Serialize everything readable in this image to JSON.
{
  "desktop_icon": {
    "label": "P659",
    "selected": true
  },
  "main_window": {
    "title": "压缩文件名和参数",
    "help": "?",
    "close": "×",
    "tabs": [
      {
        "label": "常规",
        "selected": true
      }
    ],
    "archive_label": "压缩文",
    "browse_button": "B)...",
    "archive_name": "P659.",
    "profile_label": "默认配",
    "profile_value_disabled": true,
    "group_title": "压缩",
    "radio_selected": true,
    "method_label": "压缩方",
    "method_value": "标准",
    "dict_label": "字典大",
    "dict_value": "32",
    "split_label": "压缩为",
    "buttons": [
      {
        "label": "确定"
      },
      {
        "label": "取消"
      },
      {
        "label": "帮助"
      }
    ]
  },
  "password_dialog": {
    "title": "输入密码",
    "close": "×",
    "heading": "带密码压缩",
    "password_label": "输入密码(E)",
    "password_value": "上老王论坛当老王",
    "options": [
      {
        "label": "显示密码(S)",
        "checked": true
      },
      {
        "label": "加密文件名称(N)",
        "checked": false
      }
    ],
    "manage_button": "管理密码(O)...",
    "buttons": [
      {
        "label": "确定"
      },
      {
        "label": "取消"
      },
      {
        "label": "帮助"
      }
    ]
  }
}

• **SET PROBLEM**:
Copy out every line from the records that has the word "true".

• **EXERCISE RESULT**:
    "selected": true
        "selected": true
    "profile_value_disabled": true,
    "radio_selected": true,
        "checked": true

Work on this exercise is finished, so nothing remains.